[start of Material provided]
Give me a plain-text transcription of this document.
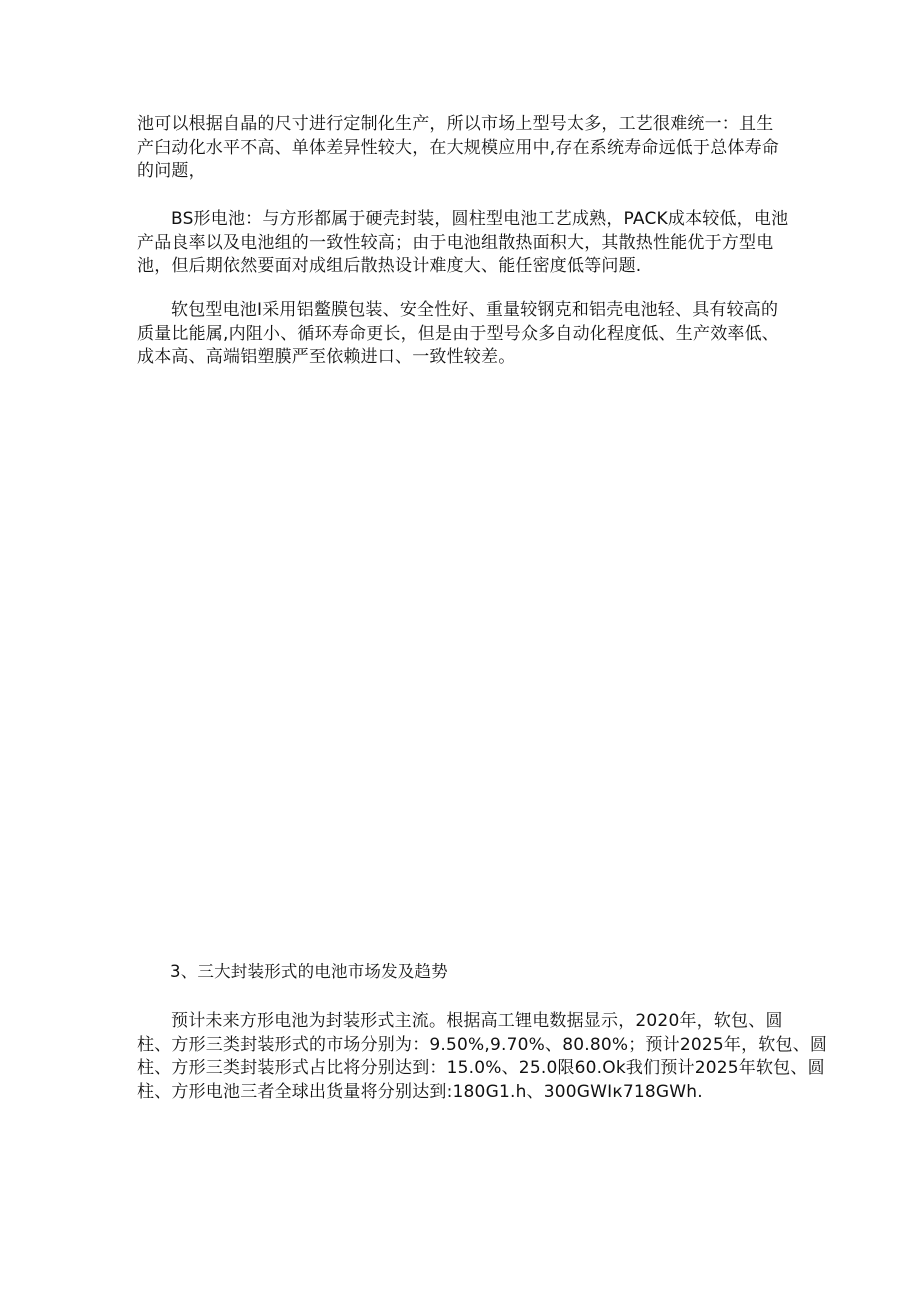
池可以根据自晶的尺寸进行定制化生产，所以市场上型号太多，工艺很难统一：且生
产臼动化水平不高、单体差异性较大，在大规模应用中,存在系统寿命远低于总体寿命
的问题，
BS形电池：与方形都属于硬壳封装，圆柱型电池工艺成熟，PACK成本较低，电池
产品良率以及电池组的一致性较高；由于电池组散热面积大，其散热性能优于方型电
池，但后期依然要面对成组后散热设计难度大、能任密度低等问题.
软包型电池I采用铝鳖膜包装、安全性好、重量较钢克和铝壳电池轻、具有较高的
质量比能属,内阻小、循环寿命更长，但是由于型号众多自动化程度低、生产效率低、
成本高、高端铝塑膜严至依赖进口、一致性较差。
3、三大封装形式的电池市场发及趋势
预计未来方形电池为封装形式主流。根据高工锂电数据显示，2020年，软包、圆
柱、方形三类封装形式的市场分别为：9.50%,9.70%、80.80%；预计2025年，软包、圆
柱、方形三类封装形式占比将分别达到：15.0%、25.0限60.Ok我们预计2025年软包、圆
柱、方形电池三者全球出货量将分别达到:180G1.h、300GWIк718GWh.
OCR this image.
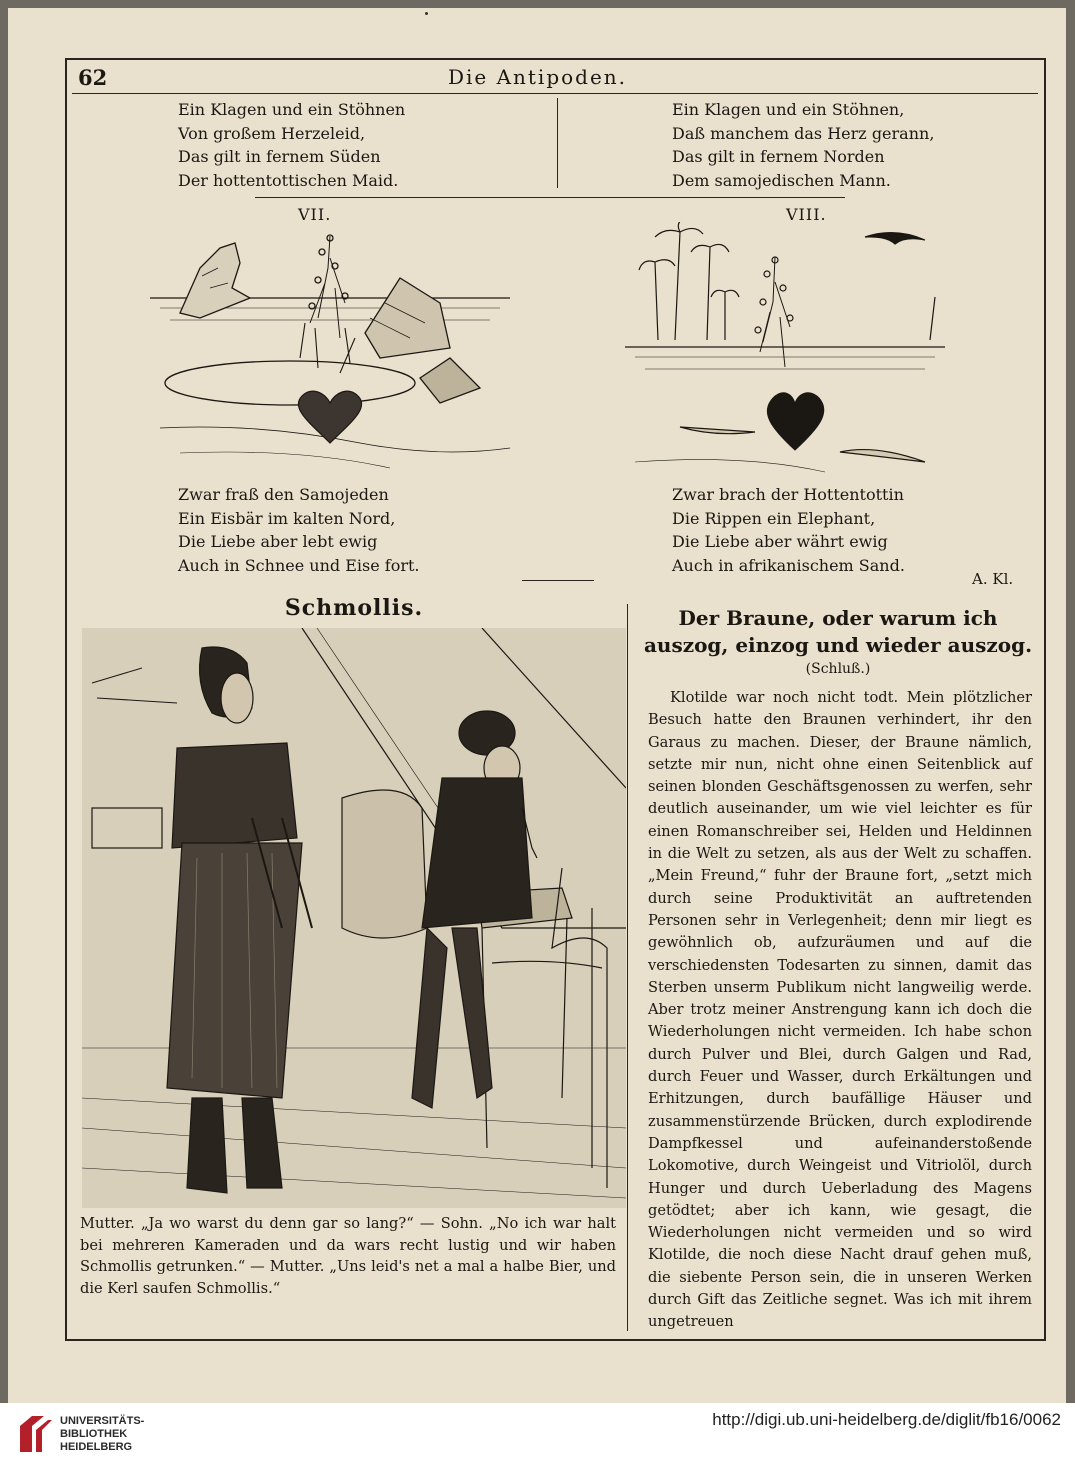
62	Die Antipoden.
Ein Klagen und ein Stöhnen
Von großem Herzeleid,
Das gilt in fernem Süden
Der hottentottischen Maid.
Ein Klagen und ein Stöhnen,
Daß manchem das Herz gerann,
Das gilt in fernem Norden
Dem samojedischen Mann.
VII.	VIII.
Zwar fraß den Samojeden
Ein Eisbär im kalten Nord,
Die Liebe aber lebt ewig
Auch in Schnee und Eise fort.
Zwar brach der Hottentottin
Die Rippen ein Elephant,
Die Liebe aber währt ewig
Auch in afrikanischem Sand.
A. Kl.
Schmollis.
Mutter. „Ja wo warst du denn gar so lang?“ — Sohn. „No ich war halt bei mehreren Kameraden und da wars recht lustig und wir haben Schmollis getrunken.“ — Mutter. „Uns leid's net a mal a halbe Bier, und die Kerl saufen Schmollis.“
Der Braune, oder warum ich auszog, einzog und wieder auszog.
(Schluß.)

Klotilde war noch nicht todt. Mein plötzlicher Besuch hatte den Braunen verhindert, ihr den Garaus zu machen. Dieser, der Braune nämlich, setzte mir nun, nicht ohne einen Seitenblick auf seinen blonden Geschäftsgenossen zu werfen, sehr deutlich auseinander, um wie viel leichter es für einen Romanschreiber sei, Helden und Heldinnen in die Welt zu setzen, als aus der Welt zu schaffen. „Mein Freund,“ fuhr der Braune fort, „setzt mich durch seine Produktivität an auftretenden Personen sehr in Verlegenheit; denn mir liegt es gewöhnlich ob, aufzuräumen und auf die verschiedensten Todesarten zu sinnen, damit das Sterben unserm Publikum nicht langweilig werde. Aber trotz meiner Anstrengung kann ich doch die Wiederholungen nicht vermeiden. Ich habe schon durch Pulver und Blei, durch Galgen und Rad, durch Feuer und Wasser, durch Erkältungen und Erhitzungen, durch baufällige Häuser und zusammenstürzende Brücken, durch explodirende Dampfkessel und aufeinanderstoßende Lokomotive, durch Weingeist und Vitriolöl, durch Hunger und durch Ueberladung des Magens getödtet; aber ich kann, wie gesagt, die Wiederholungen nicht vermeiden und so wird Klotilde, die noch diese Nacht drauf gehen muß, die siebente Person sein, die in unseren Werken durch Gift das Zeitliche segnet. Was ich mit ihrem ungetreuen

UNIVERSITÄTS-
BIBLIOTHEK
HEIDELBERG
http://digi.ub.uni-heidelberg.de/diglit/fb16/0062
[end of Material provided]
**What the task asks:** Exclude the pictures. Write out the remaining data exactly.

**Response for this exercise:**
Give me a plain-text transcription of this document.
池可以根据自晶的尺寸进行定制化生产，所以市场上型号太多，工艺很难统一：且生
产臼动化水平不高、单体差异性较大，在大规模应用中,存在系统寿命远低于总体寿命
的问题，
BS形电池：与方形都属于硬壳封装，圆柱型电池工艺成熟，PACK成本较低，电池
产品良率以及电池组的一致性较高；由于电池组散热面积大，其散热性能优于方型电
池，但后期依然要面对成组后散热设计难度大、能任密度低等问题.
软包型电池I采用铝鳖膜包装、安全性好、重量较钢克和铝壳电池轻、具有较高的
质量比能属,内阻小、循环寿命更长，但是由于型号众多自动化程度低、生产效率低、
成本高、高端铝塑膜严至依赖进口、一致性较差。
3、三大封装形式的电池市场发及趋势
预计未来方形电池为封装形式主流。根据高工锂电数据显示，2020年，软包、圆
柱、方形三类封装形式的市场分别为：9.50%,9.70%、80.80%；预计2025年，软包、圆
柱、方形三类封装形式占比将分别达到：15.0%、25.0限60.Ok我们预计2025年软包、圆
柱、方形电池三者全球出货量将分别达到:180G1.h、300GWIк718GWh.
OCR this image.
62	Die Antipoden.
Ein Klagen und ein Stöhnen
Von großem Herzeleid,
Das gilt in fernem Süden
Der hottentottischen Maid.
Ein Klagen und ein Stöhnen,
Daß manchem das Herz gerann,
Das gilt in fernem Norden
Dem samojedischen Mann.
VII.	VIII.
Zwar fraß den Samojeden
Ein Eisbär im kalten Nord,
Die Liebe aber lebt ewig
Auch in Schnee und Eise fort.
Zwar brach der Hottentottin
Die Rippen ein Elephant,
Die Liebe aber währt ewig
Auch in afrikanischem Sand.
A. Kl.
Schmollis.
Mutter. „Ja wo warst du denn gar so lang?“ — Sohn. „No ich war halt bei mehreren Kameraden und da wars recht lustig und wir haben Schmollis getrunken.“ — Mutter. „Uns leid's net a mal a halbe Bier, und die Kerl saufen Schmollis.“
Der Braune, oder warum ich auszog, einzog und wieder auszog.
(Schluß.)

Klotilde war noch nicht todt. Mein plötzlicher Besuch hatte den Braunen verhindert, ihr den Garaus zu machen. Dieser, der Braune nämlich, setzte mir nun, nicht ohne einen Seitenblick auf seinen blonden Geschäftsgenossen zu werfen, sehr deutlich auseinander, um wie viel leichter es für einen Romanschreiber sei, Helden und Heldinnen in die Welt zu setzen, als aus der Welt zu schaffen. „Mein Freund,“ fuhr der Braune fort, „setzt mich durch seine Produktivität an auftretenden Personen sehr in Verlegenheit; denn mir liegt es gewöhnlich ob, aufzuräumen und auf die verschiedensten Todesarten zu sinnen, damit das Sterben unserm Publikum nicht langweilig werde. Aber trotz meiner Anstrengung kann ich doch die Wiederholungen nicht vermeiden. Ich habe schon durch Pulver und Blei, durch Galgen und Rad, durch Feuer und Wasser, durch Erkältungen und Erhitzungen, durch baufällige Häuser und zusammenstürzende Brücken, durch explodirende Dampfkessel und aufeinanderstoßende Lokomotive, durch Weingeist und Vitriolöl, durch Hunger und durch Ueberladung des Magens getödtet; aber ich kann, wie gesagt, die Wiederholungen nicht vermeiden und so wird Klotilde, die noch diese Nacht drauf gehen muß, die siebente Person sein, die in unseren Werken durch Gift das Zeitliche segnet. Was ich mit ihrem ungetreuen

UNIVERSITÄTS-
BIBLIOTHEK
HEIDELBERG
http://digi.ub.uni-heidelberg.de/diglit/fb16/0062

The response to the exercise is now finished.